SOURCE PASSAGE:

# Google Python class in Julia Part 3: Copyspecial

As part of teaching myself Python (after doing so half-heartedly for about a year) I completed Google's Python course. Also during that time period, I was learning Julia and mostly using its packages to check the results of various statistical models (GLM, MixedModels). What is nice about Julia is that it combines the best parts of Python, MATLAB, and R. For current purposes, it shares several data structures with Python.

One goal of mine is to make code and analyses portable across platforms and programs. The Google Python course is good for this, at it instructs how to perform basic tasks (file I/O, counts, low-level tokenization) using base Python. Julia is a good language to port this to, as not only it shares data structures, but also is designed to be fast; something that could be very useful when doing basic NLP-like tasks in batches. So in order to familiarize myself with Julia and learn how to port things, I will implement the exercises in Julia.

## Copyspecial exercise

The goal of the copyspecial exercise is to take a list of files contained in a directory and either copy them to a new directory or place them into a ZIP archive. The first part of of the exercise focuses on getting the absolute paths of the files. The second part involves copying the files. The third part focuses on commands to create the ZIP archive.


## Part A: Manipulating file paths
The first part of the exercise involves:  
1. specifying a directory;  
2. printing an error if the files with the correct format are not found;  
3. if the files are found, put them in a list;  
4. print the absolute path for each file;  
5. return the list of file names (with complete path)  

The first step is to define a function that takes a directory as an argument and then implements steps 1 - 5.

In [1]:
function get_special_paths(dir)
    """Prints the absolute paths of each of the 'special' files in 
    the directory """
    filenames = readdir(expanduser(dir));
    special_list = matchall(r"\w+__\w+__.\w+", join(filenames, " "));
    if length(special_list) == 0
        print("Special files not found in this directory", "\n")
    else
        print("Special files found in this directory", "\n")
    end
    special_paths = ASCIIString[];
    for file in special_list;
        push!(special_paths, abspath(file));
        print(abspath(file), "\n")
    end
    return special_paths
end

get_special_paths (generic function with 1 method)

Let's break down the above function:  

First, the functions is defined with a single argument - the name of the directory to search in. Next, the `filenames` from that directory using tilde expanson (`expanduser`) and the `readdir` function.  After that, an `if-else` statement is used to determine if any matches were found and if not, says so. Lastly, a new empty `Array` is created and the names of the special files are appended to that array and the absolute path names are then printed. The function returns the array with the absolute paths of the special files.

MATERIAL:
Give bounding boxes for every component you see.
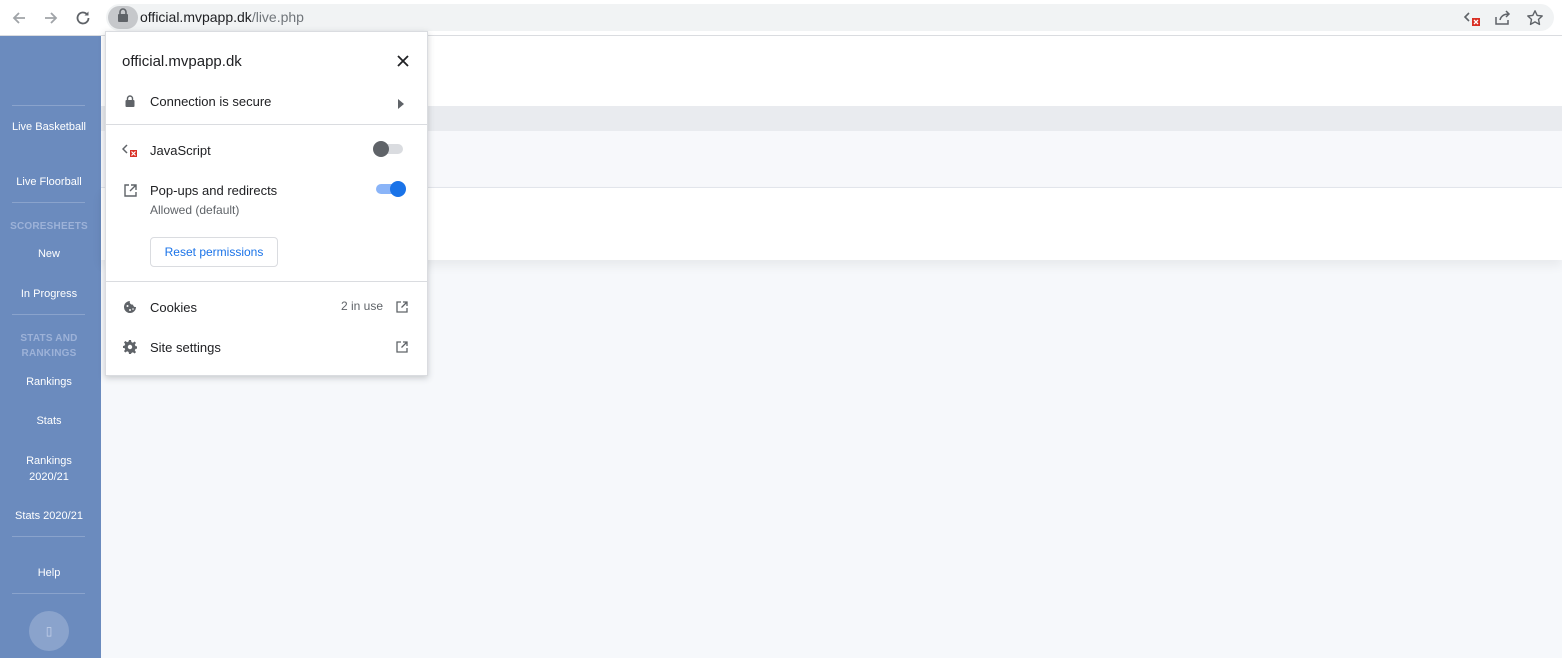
gear-icon — [122, 339, 138, 355]
sidebar-divider — [12, 314, 85, 315]
javascript-toggle[interactable] — [373, 141, 405, 157]
avatar-icon: ▯ — [45, 624, 53, 638]
back-arrow-icon[interactable] — [8, 7, 30, 29]
sidebar-divider — [12, 105, 85, 106]
javascript-blocked-icon — [122, 142, 138, 158]
javascript-label: JavaScript — [150, 143, 211, 158]
sidebar-section-scoresheets: SCORESHEETS — [10, 221, 88, 232]
popup-divider — [106, 281, 427, 282]
site-info-popup: official.mvpapp.dk Connection is secure … — [105, 31, 428, 376]
sidebar-item-help[interactable]: Help — [0, 565, 98, 581]
popups-toggle[interactable] — [376, 181, 408, 197]
sidebar-divider — [12, 202, 85, 203]
popup-domain: official.mvpapp.dk — [122, 53, 242, 70]
javascript-blocked-icon[interactable] — [1462, 8, 1482, 28]
forward-arrow-icon[interactable] — [40, 7, 62, 29]
url-path: /live.php — [251, 9, 304, 25]
sidebar-item-stats[interactable]: Stats — [0, 413, 98, 429]
cookie-icon — [122, 299, 138, 315]
reload-icon[interactable] — [72, 7, 94, 29]
popups-label: Pop-ups and redirects — [150, 183, 278, 198]
sidebar-item-in-progress[interactable]: In Progress — [0, 286, 98, 302]
connection-label: Connection is secure — [150, 94, 272, 109]
sidebar-section-stats: STATS AND RANKINGS — [20, 333, 78, 359]
lock-icon — [122, 93, 138, 109]
sidebar-item-live-basketball[interactable]: Live Basketball — [0, 119, 98, 135]
popup-divider — [106, 124, 427, 125]
sidebar-item-rankings-2020-21[interactable]: Rankings 2020/21 — [0, 453, 98, 485]
sidebar-item-rankings[interactable]: Rankings — [0, 374, 98, 390]
share-icon[interactable] — [1493, 8, 1513, 28]
site-info-button[interactable] — [108, 6, 138, 29]
bookmark-star-icon[interactable] — [1525, 8, 1545, 28]
reset-permissions-button[interactable]: Reset permissions — [150, 237, 278, 267]
external-link-icon — [395, 300, 409, 314]
site-settings-label: Site settings — [150, 340, 221, 355]
lock-icon — [117, 8, 129, 27]
url-domain: official.mvpapp.dk — [140, 9, 252, 25]
close-icon[interactable] — [394, 52, 412, 70]
sidebar-item-stats-2020-21[interactable]: Stats 2020/21 — [0, 508, 98, 524]
cookies-count: 2 in use — [341, 299, 384, 313]
avatar[interactable]: ▯ — [29, 611, 69, 651]
external-link-icon — [122, 182, 138, 198]
sidebar: Live Basketball Live Floorball SCORESHEE… — [0, 36, 101, 658]
popups-sublabel: Allowed (default) — [150, 203, 240, 217]
external-link-icon — [395, 340, 409, 354]
chevron-right-icon — [398, 96, 404, 114]
sidebar-divider — [12, 593, 85, 594]
sidebar-divider — [12, 536, 85, 537]
url-text[interactable]: official.mvpapp.dk/live.php — [140, 9, 304, 25]
cookies-label: Cookies — [150, 300, 197, 315]
address-bar[interactable]: official.mvpapp.dk/live.php — [106, 4, 1554, 31]
sidebar-item-live-floorball[interactable]: Live Floorball — [0, 174, 98, 190]
sidebar-item-new[interactable]: New — [0, 246, 98, 262]
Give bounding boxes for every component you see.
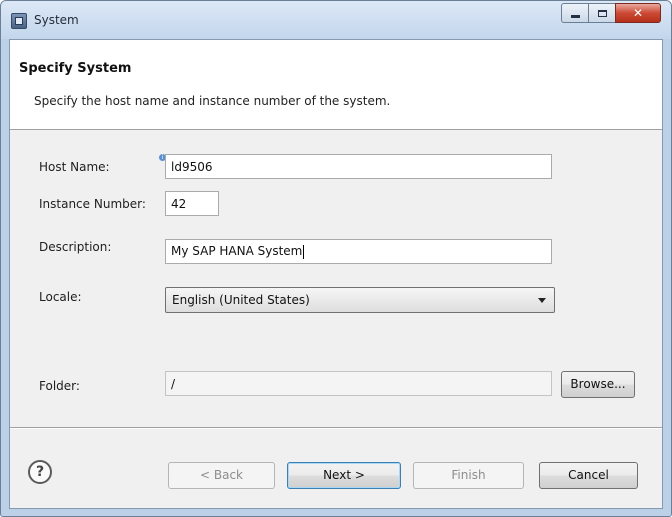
window-controls: ✕ — [561, 3, 661, 23]
text-caret — [303, 244, 305, 259]
instance-number-label: Instance Number: — [39, 197, 146, 211]
close-icon: ✕ — [632, 6, 644, 20]
browse-button[interactable]: Browse... — [561, 371, 635, 398]
maximize-button[interactable] — [588, 3, 615, 23]
title-bar[interactable]: System ✕ — [1, 1, 671, 39]
host-name-label: Host Name: — [39, 160, 110, 174]
minimize-icon — [570, 15, 580, 18]
wizard-header: Specify System Specify the host name and… — [10, 40, 662, 130]
dialog-window: System ✕ Specify System Specify the host… — [0, 0, 672, 517]
chevron-down-icon — [538, 298, 546, 303]
finish-button[interactable]: Finish — [413, 462, 524, 489]
minimize-button[interactable] — [561, 3, 588, 23]
maximize-icon — [597, 9, 607, 17]
help-icon[interactable]: ? — [28, 460, 52, 484]
cancel-button[interactable]: Cancel — [539, 462, 638, 489]
host-name-input[interactable] — [165, 154, 552, 179]
close-button[interactable]: ✕ — [615, 3, 661, 23]
back-button[interactable]: < Back — [168, 462, 275, 489]
app-window-icon — [11, 13, 27, 29]
description-label: Description: — [39, 240, 112, 254]
window-title: System — [34, 13, 79, 27]
locale-selected-value: English (United States) — [172, 293, 310, 307]
folder-label: Folder: — [39, 379, 80, 393]
button-bar-separator — [10, 427, 662, 429]
page-description: Specify the host name and instance numbe… — [34, 94, 391, 108]
description-value: My SAP HANA System — [171, 244, 303, 258]
next-button[interactable]: Next > — [287, 462, 401, 489]
dialog-content: Specify System Specify the host name and… — [9, 39, 663, 509]
instance-number-input[interactable] — [165, 191, 219, 216]
locale-label: Locale: — [39, 290, 82, 304]
description-input[interactable]: My SAP HANA System — [165, 239, 552, 264]
page-title: Specify System — [19, 61, 132, 76]
locale-select[interactable]: English (United States) — [165, 287, 555, 313]
folder-input[interactable] — [165, 371, 552, 396]
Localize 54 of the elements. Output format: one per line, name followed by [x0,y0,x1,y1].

TASK INSTRUCTIONS:
• a. From the copyspecial write-up above, reproduce the passage from "## Part A: Manipulating" up to and including "steps 1 - 5.".
• b. In the copyspecial write-up, which Julia function does the tilde expansion on the directory name?

FULL ANSWERS:
• a.
## Part A: Manipulating file paths
The first part of the exercise involves:  
1. specifying a directory;  
2. printing an error if the files with the correct format are not found;  
3. if the files are found, put them in a list;  
4. print the absolute path for each file;  
5. return the list of file names (with complete path)  

The first step is to define a function that takes a directory as an argument and then implements steps 1 - 5.

• b. The `expanduser` function.